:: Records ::

..........

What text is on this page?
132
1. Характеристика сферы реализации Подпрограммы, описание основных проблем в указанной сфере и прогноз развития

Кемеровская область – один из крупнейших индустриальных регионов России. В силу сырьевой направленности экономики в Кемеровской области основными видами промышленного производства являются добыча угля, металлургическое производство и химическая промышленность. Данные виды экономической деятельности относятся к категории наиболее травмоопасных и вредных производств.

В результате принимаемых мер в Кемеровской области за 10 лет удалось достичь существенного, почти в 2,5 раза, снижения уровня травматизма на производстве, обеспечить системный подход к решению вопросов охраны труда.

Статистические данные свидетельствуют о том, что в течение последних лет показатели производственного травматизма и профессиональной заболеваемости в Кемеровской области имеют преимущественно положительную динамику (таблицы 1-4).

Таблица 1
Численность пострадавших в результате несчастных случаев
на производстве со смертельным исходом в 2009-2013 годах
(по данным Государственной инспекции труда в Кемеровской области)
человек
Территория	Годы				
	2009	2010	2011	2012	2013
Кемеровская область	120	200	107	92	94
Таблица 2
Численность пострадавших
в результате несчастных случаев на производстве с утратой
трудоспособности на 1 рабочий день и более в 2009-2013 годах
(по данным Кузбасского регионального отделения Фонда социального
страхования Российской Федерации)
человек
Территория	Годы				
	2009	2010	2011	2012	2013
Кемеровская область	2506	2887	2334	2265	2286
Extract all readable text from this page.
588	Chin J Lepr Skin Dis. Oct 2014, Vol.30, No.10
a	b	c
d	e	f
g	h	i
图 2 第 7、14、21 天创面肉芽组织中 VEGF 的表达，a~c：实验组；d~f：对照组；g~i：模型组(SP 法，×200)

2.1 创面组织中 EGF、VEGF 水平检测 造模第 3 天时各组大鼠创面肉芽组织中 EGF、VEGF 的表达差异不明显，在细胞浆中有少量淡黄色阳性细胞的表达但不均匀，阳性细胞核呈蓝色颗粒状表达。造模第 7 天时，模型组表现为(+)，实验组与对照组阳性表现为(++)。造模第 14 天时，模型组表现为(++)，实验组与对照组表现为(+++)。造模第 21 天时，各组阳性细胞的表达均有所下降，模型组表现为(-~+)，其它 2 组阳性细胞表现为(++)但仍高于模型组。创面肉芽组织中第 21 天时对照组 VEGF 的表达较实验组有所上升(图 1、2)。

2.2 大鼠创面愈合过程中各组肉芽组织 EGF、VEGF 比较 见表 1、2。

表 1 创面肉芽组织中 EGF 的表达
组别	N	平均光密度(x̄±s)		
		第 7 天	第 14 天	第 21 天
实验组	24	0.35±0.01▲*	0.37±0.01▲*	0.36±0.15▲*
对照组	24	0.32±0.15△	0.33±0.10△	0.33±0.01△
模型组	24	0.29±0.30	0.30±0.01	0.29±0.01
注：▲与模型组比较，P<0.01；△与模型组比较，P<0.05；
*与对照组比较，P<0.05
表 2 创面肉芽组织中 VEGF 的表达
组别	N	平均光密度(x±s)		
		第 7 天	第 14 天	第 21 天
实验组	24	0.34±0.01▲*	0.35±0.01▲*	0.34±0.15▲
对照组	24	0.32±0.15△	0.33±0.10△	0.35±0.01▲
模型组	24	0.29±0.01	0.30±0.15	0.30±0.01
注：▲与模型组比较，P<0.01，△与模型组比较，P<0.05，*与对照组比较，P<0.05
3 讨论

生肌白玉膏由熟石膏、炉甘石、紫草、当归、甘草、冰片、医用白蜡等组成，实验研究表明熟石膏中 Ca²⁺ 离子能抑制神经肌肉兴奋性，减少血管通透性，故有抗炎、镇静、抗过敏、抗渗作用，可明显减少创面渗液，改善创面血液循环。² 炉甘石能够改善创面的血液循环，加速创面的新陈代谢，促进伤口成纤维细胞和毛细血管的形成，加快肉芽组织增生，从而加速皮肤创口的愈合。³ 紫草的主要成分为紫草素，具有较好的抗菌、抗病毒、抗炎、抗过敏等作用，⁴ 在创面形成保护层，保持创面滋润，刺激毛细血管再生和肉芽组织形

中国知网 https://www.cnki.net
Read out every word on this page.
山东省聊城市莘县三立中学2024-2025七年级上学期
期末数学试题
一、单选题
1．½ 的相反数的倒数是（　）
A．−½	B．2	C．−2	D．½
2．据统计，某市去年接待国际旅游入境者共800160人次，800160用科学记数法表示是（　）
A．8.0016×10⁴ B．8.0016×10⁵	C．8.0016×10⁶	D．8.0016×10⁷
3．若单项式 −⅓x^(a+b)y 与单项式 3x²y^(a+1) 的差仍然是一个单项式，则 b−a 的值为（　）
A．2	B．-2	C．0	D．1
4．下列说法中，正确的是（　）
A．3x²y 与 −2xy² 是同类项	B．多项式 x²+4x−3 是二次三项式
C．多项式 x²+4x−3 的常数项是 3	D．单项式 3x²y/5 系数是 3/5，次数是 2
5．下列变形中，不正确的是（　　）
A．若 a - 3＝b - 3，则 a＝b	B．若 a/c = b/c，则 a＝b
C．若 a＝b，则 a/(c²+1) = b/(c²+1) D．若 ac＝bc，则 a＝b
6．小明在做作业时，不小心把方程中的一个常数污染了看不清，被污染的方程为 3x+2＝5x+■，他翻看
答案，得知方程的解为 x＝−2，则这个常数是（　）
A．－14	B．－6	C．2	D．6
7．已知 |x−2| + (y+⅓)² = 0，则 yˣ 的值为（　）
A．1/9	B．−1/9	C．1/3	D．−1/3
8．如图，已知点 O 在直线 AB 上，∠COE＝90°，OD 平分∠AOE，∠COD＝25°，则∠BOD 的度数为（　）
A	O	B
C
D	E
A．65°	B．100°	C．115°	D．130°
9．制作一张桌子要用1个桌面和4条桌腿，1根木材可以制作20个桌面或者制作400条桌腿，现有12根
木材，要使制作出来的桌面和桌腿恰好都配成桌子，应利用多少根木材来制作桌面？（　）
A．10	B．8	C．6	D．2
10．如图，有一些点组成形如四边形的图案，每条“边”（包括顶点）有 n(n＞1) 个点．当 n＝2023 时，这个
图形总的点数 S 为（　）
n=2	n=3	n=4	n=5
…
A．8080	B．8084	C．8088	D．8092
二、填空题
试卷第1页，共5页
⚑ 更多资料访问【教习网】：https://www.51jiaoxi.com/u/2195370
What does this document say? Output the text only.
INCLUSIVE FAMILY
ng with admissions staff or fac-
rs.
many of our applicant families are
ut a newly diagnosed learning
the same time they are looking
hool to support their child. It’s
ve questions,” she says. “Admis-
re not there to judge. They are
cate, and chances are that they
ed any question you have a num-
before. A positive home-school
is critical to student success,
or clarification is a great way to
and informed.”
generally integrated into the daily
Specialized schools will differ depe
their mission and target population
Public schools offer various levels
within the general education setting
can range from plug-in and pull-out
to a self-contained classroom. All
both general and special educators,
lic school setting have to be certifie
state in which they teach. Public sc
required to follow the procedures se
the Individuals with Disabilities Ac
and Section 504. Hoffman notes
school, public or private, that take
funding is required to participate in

..........

:: DO THIS ::
Copy all lines from the listing that contain "What".

:: COMPLETED TASK ::
What text is on this page?
What does this document say? Output the text only.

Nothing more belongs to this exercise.